- Problem to work on -
Print out each record below, unaltered and complete, without its images.

_ _ _

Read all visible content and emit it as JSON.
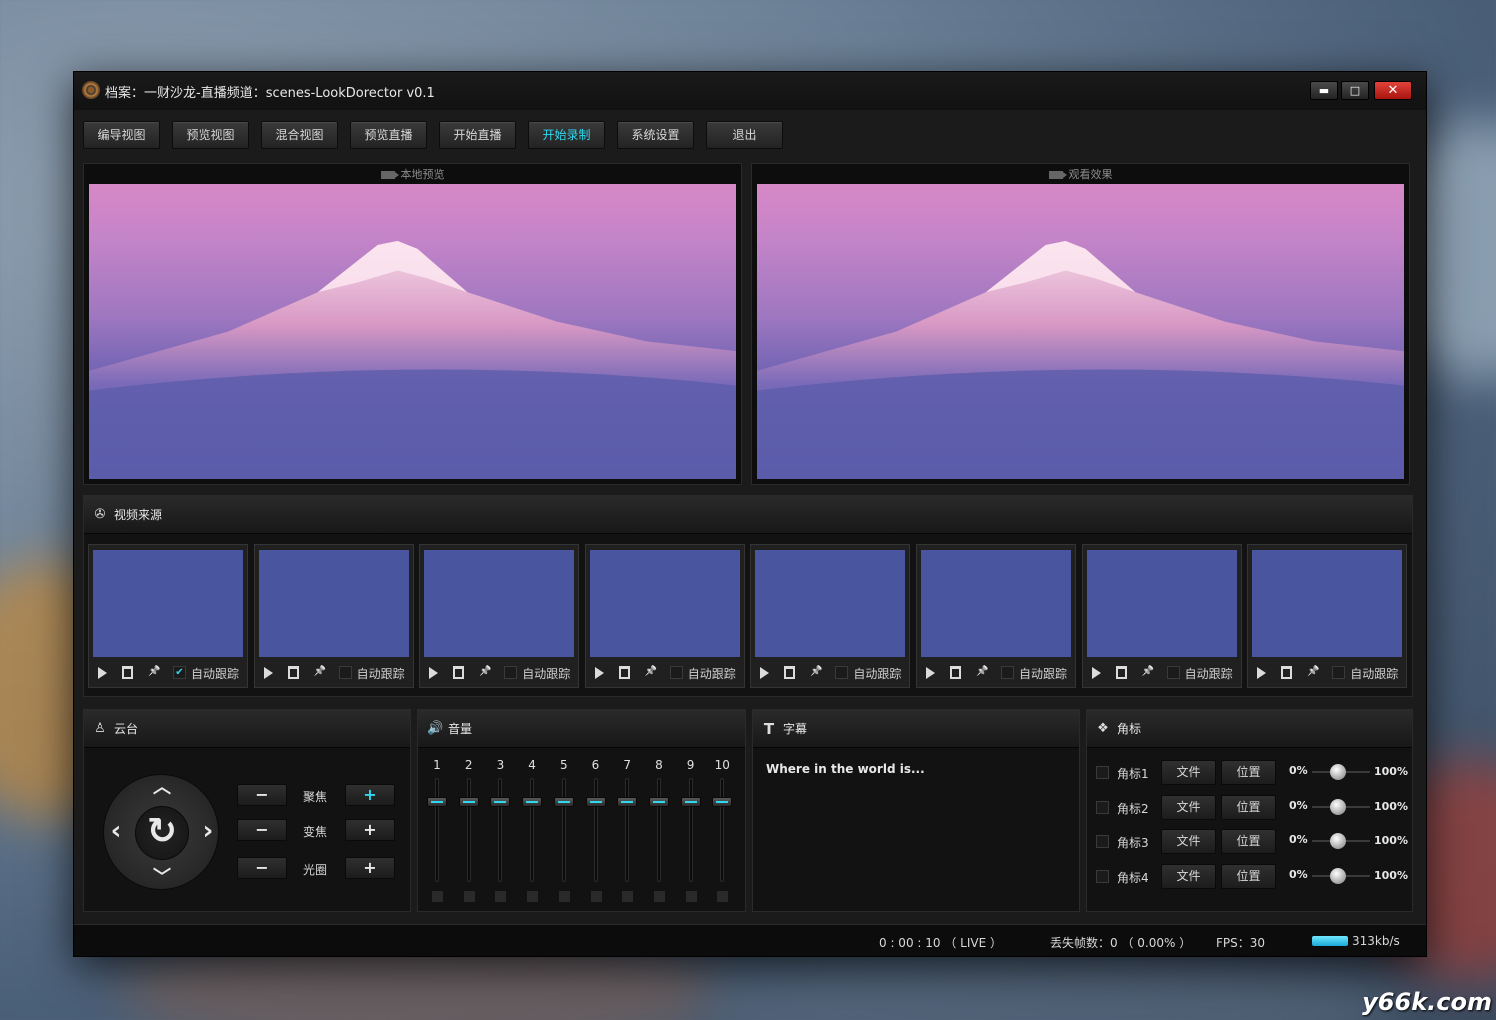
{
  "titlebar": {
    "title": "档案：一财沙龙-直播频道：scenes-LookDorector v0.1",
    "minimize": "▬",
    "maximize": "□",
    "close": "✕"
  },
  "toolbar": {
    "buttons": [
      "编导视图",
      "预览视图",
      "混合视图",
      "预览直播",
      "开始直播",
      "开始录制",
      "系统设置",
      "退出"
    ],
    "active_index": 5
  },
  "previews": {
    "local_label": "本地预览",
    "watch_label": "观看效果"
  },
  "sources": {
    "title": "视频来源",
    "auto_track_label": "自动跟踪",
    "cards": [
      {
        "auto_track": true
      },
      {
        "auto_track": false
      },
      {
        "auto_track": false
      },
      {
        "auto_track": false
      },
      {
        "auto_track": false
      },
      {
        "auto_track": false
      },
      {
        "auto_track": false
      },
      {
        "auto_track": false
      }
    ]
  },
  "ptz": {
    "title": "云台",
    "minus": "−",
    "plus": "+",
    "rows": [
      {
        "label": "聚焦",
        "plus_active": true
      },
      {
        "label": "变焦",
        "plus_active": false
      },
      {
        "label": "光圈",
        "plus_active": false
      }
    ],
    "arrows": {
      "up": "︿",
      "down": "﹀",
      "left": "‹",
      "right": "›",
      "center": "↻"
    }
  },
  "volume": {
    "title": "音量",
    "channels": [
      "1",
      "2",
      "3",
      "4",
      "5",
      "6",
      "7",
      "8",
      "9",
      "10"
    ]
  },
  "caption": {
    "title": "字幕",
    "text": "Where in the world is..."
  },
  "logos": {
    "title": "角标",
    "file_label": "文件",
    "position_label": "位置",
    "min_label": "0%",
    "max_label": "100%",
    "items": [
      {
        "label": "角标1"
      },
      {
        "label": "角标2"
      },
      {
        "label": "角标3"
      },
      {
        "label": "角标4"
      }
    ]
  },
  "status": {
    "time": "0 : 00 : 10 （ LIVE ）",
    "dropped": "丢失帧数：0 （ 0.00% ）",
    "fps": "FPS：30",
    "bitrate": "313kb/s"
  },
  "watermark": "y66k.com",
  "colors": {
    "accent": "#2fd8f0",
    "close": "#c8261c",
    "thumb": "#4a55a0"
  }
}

_ _ _

- Worked answer -
Read all visible content and emit it as JSON.
{
  "titlebar": {
    "title": "档案：一财沙龙-直播频道：scenes-LookDorector v0.1",
    "minimize": "▬",
    "maximize": "□",
    "close": "✕"
  },
  "toolbar": {
    "buttons": [
      "编导视图",
      "预览视图",
      "混合视图",
      "预览直播",
      "开始直播",
      "开始录制",
      "系统设置",
      "退出"
    ],
    "active_index": 5
  },
  "previews": {
    "local_label": "本地预览",
    "watch_label": "观看效果"
  },
  "sources": {
    "title": "视频来源",
    "auto_track_label": "自动跟踪",
    "cards": [
      {
        "auto_track": true
      },
      {
        "auto_track": false
      },
      {
        "auto_track": false
      },
      {
        "auto_track": false
      },
      {
        "auto_track": false
      },
      {
        "auto_track": false
      },
      {
        "auto_track": false
      },
      {
        "auto_track": false
      }
    ]
  },
  "ptz": {
    "title": "云台",
    "minus": "−",
    "plus": "+",
    "rows": [
      {
        "label": "聚焦",
        "plus_active": true
      },
      {
        "label": "变焦",
        "plus_active": false
      },
      {
        "label": "光圈",
        "plus_active": false
      }
    ],
    "arrows": {
      "up": "︿",
      "down": "﹀",
      "left": "‹",
      "right": "›",
      "center": "↻"
    }
  },
  "volume": {
    "title": "音量",
    "channels": [
      "1",
      "2",
      "3",
      "4",
      "5",
      "6",
      "7",
      "8",
      "9",
      "10"
    ]
  },
  "caption": {
    "title": "字幕",
    "text": "Where in the world is..."
  },
  "logos": {
    "title": "角标",
    "file_label": "文件",
    "position_label": "位置",
    "min_label": "0%",
    "max_label": "100%",
    "items": [
      {
        "label": "角标1"
      },
      {
        "label": "角标2"
      },
      {
        "label": "角标3"
      },
      {
        "label": "角标4"
      }
    ]
  },
  "status": {
    "time": "0 : 00 : 10 （ LIVE ）",
    "dropped": "丢失帧数：0 （ 0.00% ）",
    "fps": "FPS：30",
    "bitrate": "313kb/s"
  },
  "watermark": "y66k.com",
  "colors": {
    "accent": "#2fd8f0",
    "close": "#c8261c",
    "thumb": "#4a55a0"
  }
}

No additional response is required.